_Task to complete_: Keep the images out and copy every entry below exactly.

_Material for the task_:
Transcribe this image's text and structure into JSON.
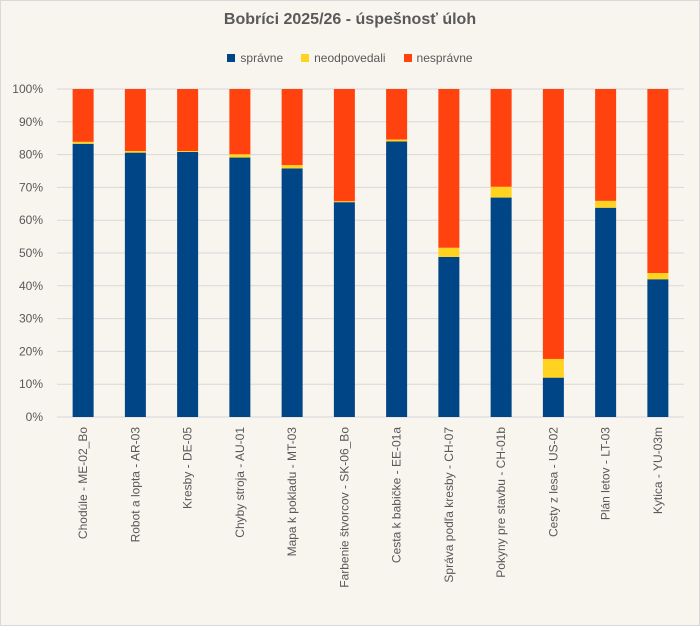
{
  "chart_data": {
    "type": "bar",
    "stacked": "percent",
    "title": "Bobríci 2025/26 - úspešnosť úloh",
    "legend_position": "top",
    "grid": true,
    "ylim": [
      0,
      100
    ],
    "yticks": [
      "0%",
      "10%",
      "20%",
      "30%",
      "40%",
      "50%",
      "60%",
      "70%",
      "80%",
      "90%",
      "100%"
    ],
    "categories": [
      "Chodúle - ME-02_Bo",
      "Robot a lopta - AR-03",
      "Kresby - DE-05",
      "Chyby stroja - AU-01",
      "Mapa k pokladu - MT-03",
      "Farbenie štvorcov - SK-06_Bo",
      "Cesta k babičke - EE-01a",
      "Správa podľa kresby - CH-07",
      "Pokyny pre stavbu - CH-01b",
      "Cesty z lesa - US-02",
      "Plán letov - LT-03",
      "Kytica - YU-03m"
    ],
    "series": [
      {
        "name": "správne",
        "color": "#004586",
        "values": [
          83.3,
          80.6,
          80.8,
          79.1,
          75.8,
          65.5,
          84.0,
          48.8,
          66.9,
          12.0,
          63.8,
          42.0
        ]
      },
      {
        "name": "neodpovedali",
        "color": "#ffd320",
        "values": [
          0.6,
          0.5,
          0.3,
          1.0,
          1.0,
          0.3,
          0.6,
          2.8,
          3.3,
          5.7,
          2.1,
          1.9
        ]
      },
      {
        "name": "nesprávne",
        "color": "#ff420e",
        "values": [
          16.1,
          18.9,
          18.9,
          19.9,
          23.2,
          34.2,
          15.4,
          48.4,
          29.8,
          82.3,
          34.1,
          56.1
        ]
      }
    ]
  }
}
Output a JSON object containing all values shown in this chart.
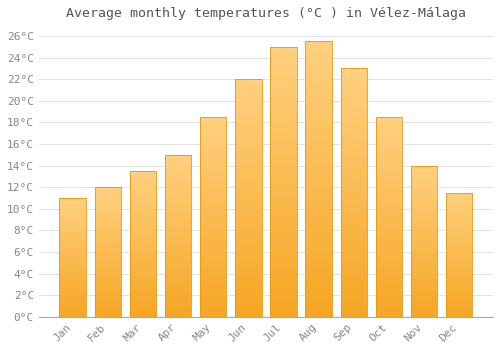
{
  "title": "Average monthly temperatures (°C ) in Vélez-Málaga",
  "months": [
    "Jan",
    "Feb",
    "Mar",
    "Apr",
    "May",
    "Jun",
    "Jul",
    "Aug",
    "Sep",
    "Oct",
    "Nov",
    "Dec"
  ],
  "values": [
    11.0,
    12.0,
    13.5,
    15.0,
    18.5,
    22.0,
    25.0,
    25.5,
    23.0,
    18.5,
    14.0,
    11.5
  ],
  "bar_color_bottom": "#F5A623",
  "bar_color_top": "#FFD080",
  "bar_edge_color": "#E8960A",
  "ylim": [
    0,
    27
  ],
  "yticks": [
    0,
    2,
    4,
    6,
    8,
    10,
    12,
    14,
    16,
    18,
    20,
    22,
    24,
    26
  ],
  "background_color": "#FFFFFF",
  "grid_color": "#DDDDDD",
  "title_fontsize": 9.5,
  "tick_fontsize": 8,
  "font_color": "#888888",
  "title_color": "#555555"
}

_Answer in full_:
Transcribe this image's text and structure into JSON.
{
  "chart_data": {
    "type": "bar",
    "stacked": "percent",
    "title": "Bobríci 2025/26 - úspešnosť úloh",
    "legend_position": "top",
    "grid": true,
    "ylim": [
      0,
      100
    ],
    "yticks": [
      "0%",
      "10%",
      "20%",
      "30%",
      "40%",
      "50%",
      "60%",
      "70%",
      "80%",
      "90%",
      "100%"
    ],
    "categories": [
      "Chodúle - ME-02_Bo",
      "Robot a lopta - AR-03",
      "Kresby - DE-05",
      "Chyby stroja - AU-01",
      "Mapa k pokladu - MT-03",
      "Farbenie štvorcov - SK-06_Bo",
      "Cesta k babičke - EE-01a",
      "Správa podľa kresby - CH-07",
      "Pokyny pre stavbu - CH-01b",
      "Cesty z lesa - US-02",
      "Plán letov - LT-03",
      "Kytica - YU-03m"
    ],
    "series": [
      {
        "name": "správne",
        "color": "#004586",
        "values": [
          83.3,
          80.6,
          80.8,
          79.1,
          75.8,
          65.5,
          84.0,
          48.8,
          66.9,
          12.0,
          63.8,
          42.0
        ]
      },
      {
        "name": "neodpovedali",
        "color": "#ffd320",
        "values": [
          0.6,
          0.5,
          0.3,
          1.0,
          1.0,
          0.3,
          0.6,
          2.8,
          3.3,
          5.7,
          2.1,
          1.9
        ]
      },
      {
        "name": "nesprávne",
        "color": "#ff420e",
        "values": [
          16.1,
          18.9,
          18.9,
          19.9,
          23.2,
          34.2,
          15.4,
          48.4,
          29.8,
          82.3,
          34.1,
          56.1
        ]
      }
    ]
  }
}
Output a JSON object containing all values shown in this chart.
{
  "title": "Average monthly temperatures (°C ) in Vélez-Málaga",
  "months": [
    "Jan",
    "Feb",
    "Mar",
    "Apr",
    "May",
    "Jun",
    "Jul",
    "Aug",
    "Sep",
    "Oct",
    "Nov",
    "Dec"
  ],
  "values": [
    11.0,
    12.0,
    13.5,
    15.0,
    18.5,
    22.0,
    25.0,
    25.5,
    23.0,
    18.5,
    14.0,
    11.5
  ],
  "bar_color_bottom": "#F5A623",
  "bar_color_top": "#FFD080",
  "bar_edge_color": "#E8960A",
  "ylim": [
    0,
    27
  ],
  "yticks": [
    0,
    2,
    4,
    6,
    8,
    10,
    12,
    14,
    16,
    18,
    20,
    22,
    24,
    26
  ],
  "background_color": "#FFFFFF",
  "grid_color": "#DDDDDD",
  "title_fontsize": 9.5,
  "tick_fontsize": 8,
  "font_color": "#888888",
  "title_color": "#555555"
}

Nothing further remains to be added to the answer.